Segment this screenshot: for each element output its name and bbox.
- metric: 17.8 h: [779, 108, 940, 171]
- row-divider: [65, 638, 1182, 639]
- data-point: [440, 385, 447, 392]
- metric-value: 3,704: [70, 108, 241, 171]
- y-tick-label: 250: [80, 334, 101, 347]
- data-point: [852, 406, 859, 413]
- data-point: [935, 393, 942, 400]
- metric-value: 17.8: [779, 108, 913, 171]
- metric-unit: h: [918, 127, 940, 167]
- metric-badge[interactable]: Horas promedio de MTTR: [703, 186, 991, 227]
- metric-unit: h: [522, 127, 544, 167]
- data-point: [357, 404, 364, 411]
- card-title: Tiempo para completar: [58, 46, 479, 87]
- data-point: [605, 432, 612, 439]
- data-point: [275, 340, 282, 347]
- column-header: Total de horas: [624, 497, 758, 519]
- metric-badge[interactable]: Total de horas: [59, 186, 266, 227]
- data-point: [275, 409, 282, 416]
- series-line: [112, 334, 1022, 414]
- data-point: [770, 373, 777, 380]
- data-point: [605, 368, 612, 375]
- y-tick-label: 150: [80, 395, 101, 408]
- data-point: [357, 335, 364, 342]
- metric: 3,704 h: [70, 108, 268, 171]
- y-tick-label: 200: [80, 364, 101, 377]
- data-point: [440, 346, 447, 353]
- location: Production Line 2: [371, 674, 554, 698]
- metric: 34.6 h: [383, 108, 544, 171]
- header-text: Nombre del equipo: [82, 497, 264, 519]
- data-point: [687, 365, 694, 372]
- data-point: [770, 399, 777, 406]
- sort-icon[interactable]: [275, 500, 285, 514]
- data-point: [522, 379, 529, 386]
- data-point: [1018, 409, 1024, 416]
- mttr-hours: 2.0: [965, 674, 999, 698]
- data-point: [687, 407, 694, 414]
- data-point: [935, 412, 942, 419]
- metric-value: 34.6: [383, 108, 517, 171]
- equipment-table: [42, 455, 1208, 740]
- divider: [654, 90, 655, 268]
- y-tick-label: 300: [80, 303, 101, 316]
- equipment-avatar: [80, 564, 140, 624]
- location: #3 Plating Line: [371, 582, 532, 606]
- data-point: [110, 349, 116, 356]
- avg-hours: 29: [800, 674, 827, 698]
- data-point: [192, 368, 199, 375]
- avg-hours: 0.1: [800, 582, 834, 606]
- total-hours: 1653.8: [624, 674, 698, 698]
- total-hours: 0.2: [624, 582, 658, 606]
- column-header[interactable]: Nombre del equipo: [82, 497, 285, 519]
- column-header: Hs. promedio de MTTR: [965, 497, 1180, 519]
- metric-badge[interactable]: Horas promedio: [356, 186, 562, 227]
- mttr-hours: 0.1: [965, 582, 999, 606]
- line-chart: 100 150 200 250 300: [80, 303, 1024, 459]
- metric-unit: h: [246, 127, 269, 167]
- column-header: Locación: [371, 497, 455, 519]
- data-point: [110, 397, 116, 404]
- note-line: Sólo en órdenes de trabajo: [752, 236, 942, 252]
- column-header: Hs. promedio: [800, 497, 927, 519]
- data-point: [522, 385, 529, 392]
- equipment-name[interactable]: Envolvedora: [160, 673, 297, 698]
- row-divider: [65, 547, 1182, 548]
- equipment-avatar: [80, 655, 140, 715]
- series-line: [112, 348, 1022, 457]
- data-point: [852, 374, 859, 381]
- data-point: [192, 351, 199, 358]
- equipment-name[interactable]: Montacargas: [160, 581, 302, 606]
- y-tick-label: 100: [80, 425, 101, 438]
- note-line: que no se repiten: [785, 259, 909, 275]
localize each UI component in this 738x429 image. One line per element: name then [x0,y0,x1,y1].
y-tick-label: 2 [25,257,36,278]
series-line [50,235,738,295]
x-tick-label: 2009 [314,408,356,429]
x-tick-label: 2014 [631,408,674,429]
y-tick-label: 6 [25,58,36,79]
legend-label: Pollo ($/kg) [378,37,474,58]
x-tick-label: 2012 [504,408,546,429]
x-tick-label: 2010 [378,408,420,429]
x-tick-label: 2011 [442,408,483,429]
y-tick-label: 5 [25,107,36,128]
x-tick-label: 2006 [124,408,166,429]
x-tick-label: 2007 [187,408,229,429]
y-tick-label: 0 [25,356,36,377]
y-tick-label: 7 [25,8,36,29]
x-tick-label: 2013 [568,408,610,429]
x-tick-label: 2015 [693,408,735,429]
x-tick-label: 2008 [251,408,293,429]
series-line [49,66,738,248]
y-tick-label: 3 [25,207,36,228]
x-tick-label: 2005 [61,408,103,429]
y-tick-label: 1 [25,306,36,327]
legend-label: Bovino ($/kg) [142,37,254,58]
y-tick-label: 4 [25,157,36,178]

Given problem. Could you copy every one of the lines above, character for character, leaving nothing out and changing nothing?

Correct answer.
Segment this screenshot: for each element output its name and bbox.
- metric: 17.8 h: [779, 108, 940, 171]
- row-divider: [65, 638, 1182, 639]
- data-point: [440, 385, 447, 392]
- metric-value: 3,704: [70, 108, 241, 171]
- y-tick-label: 250: [80, 334, 101, 347]
- data-point: [852, 406, 859, 413]
- data-point: [935, 393, 942, 400]
- metric-value: 17.8: [779, 108, 913, 171]
- metric-unit: h: [918, 127, 940, 167]
- metric-badge[interactable]: Horas promedio de MTTR: [703, 186, 991, 227]
- metric-unit: h: [522, 127, 544, 167]
- data-point: [357, 404, 364, 411]
- card-title: Tiempo para completar: [58, 46, 479, 87]
- data-point: [605, 432, 612, 439]
- data-point: [275, 340, 282, 347]
- column-header: Total de horas: [624, 497, 758, 519]
- metric-badge[interactable]: Total de horas: [59, 186, 266, 227]
- data-point: [275, 409, 282, 416]
- series-line: [112, 334, 1022, 414]
- data-point: [770, 373, 777, 380]
- data-point: [605, 368, 612, 375]
- y-tick-label: 150: [80, 395, 101, 408]
- data-point: [357, 335, 364, 342]
- metric: 3,704 h: [70, 108, 268, 171]
- y-tick-label: 200: [80, 364, 101, 377]
- data-point: [440, 346, 447, 353]
- location: Production Line 2: [371, 674, 554, 698]
- metric: 34.6 h: [383, 108, 544, 171]
- header-text: Nombre del equipo: [82, 497, 264, 519]
- data-point: [687, 365, 694, 372]
- data-point: [770, 399, 777, 406]
- sort-icon[interactable]: [275, 500, 285, 514]
- data-point: [522, 379, 529, 386]
- data-point: [1018, 409, 1024, 416]
- mttr-hours: 2.0: [965, 674, 999, 698]
- data-point: [687, 407, 694, 414]
- data-point: [935, 412, 942, 419]
- metric-value: 34.6: [383, 108, 517, 171]
- equipment-table: [42, 455, 1208, 740]
- divider: [654, 90, 655, 268]
- y-tick-label: 300: [80, 303, 101, 316]
- equipment-avatar: [80, 564, 140, 624]
- location: #3 Plating Line: [371, 582, 532, 606]
- data-point: [110, 349, 116, 356]
- avg-hours: 29: [800, 674, 827, 698]
- data-point: [192, 368, 199, 375]
- avg-hours: 0.1: [800, 582, 834, 606]
- total-hours: 1653.8: [624, 674, 698, 698]
- total-hours: 0.2: [624, 582, 658, 606]
- column-header[interactable]: Nombre del equipo: [82, 497, 285, 519]
- column-header: Hs. promedio de MTTR: [965, 497, 1180, 519]
- metric-badge[interactable]: Horas promedio: [356, 186, 562, 227]
- mttr-hours: 0.1: [965, 582, 999, 606]
- line-chart: 100 150 200 250 300: [80, 303, 1024, 459]
- metric-unit: h: [246, 127, 269, 167]
- column-header: Locación: [371, 497, 455, 519]
- data-point: [110, 397, 116, 404]
- note-line: Sólo en órdenes de trabajo: [752, 236, 942, 252]
- column-header: Hs. promedio: [800, 497, 927, 519]
- data-point: [522, 385, 529, 392]
- equipment-name[interactable]: Envolvedora: [160, 673, 297, 698]
- row-divider: [65, 547, 1182, 548]
- equipment-avatar: [80, 655, 140, 715]
- series-line: [112, 348, 1022, 457]
- data-point: [852, 374, 859, 381]
- data-point: [192, 351, 199, 358]
- equipment-name[interactable]: Montacargas: [160, 581, 302, 606]
- y-tick-label: 100: [80, 425, 101, 438]
- note-line: que no se repiten: [785, 259, 909, 275]
localize each UI component in this 738x429 image. One line per element: name then [x0,y0,x1,y1].
y-tick-label: 2 [25,257,36,278]
series-line [50,235,738,295]
x-tick-label: 2009 [314,408,356,429]
x-tick-label: 2014 [631,408,674,429]
y-tick-label: 6 [25,58,36,79]
legend-label: Pollo ($/kg) [378,37,474,58]
x-tick-label: 2012 [504,408,546,429]
x-tick-label: 2010 [378,408,420,429]
x-tick-label: 2011 [442,408,483,429]
y-tick-label: 5 [25,107,36,128]
x-tick-label: 2006 [124,408,166,429]
x-tick-label: 2007 [187,408,229,429]
y-tick-label: 0 [25,356,36,377]
y-tick-label: 7 [25,8,36,29]
x-tick-label: 2013 [568,408,610,429]
x-tick-label: 2015 [693,408,735,429]
x-tick-label: 2008 [251,408,293,429]
series-line [49,66,738,248]
y-tick-label: 3 [25,207,36,228]
x-tick-label: 2005 [61,408,103,429]
y-tick-label: 1 [25,306,36,327]
legend-label: Bovino ($/kg) [142,37,254,58]
y-tick-label: 4 [25,157,36,178]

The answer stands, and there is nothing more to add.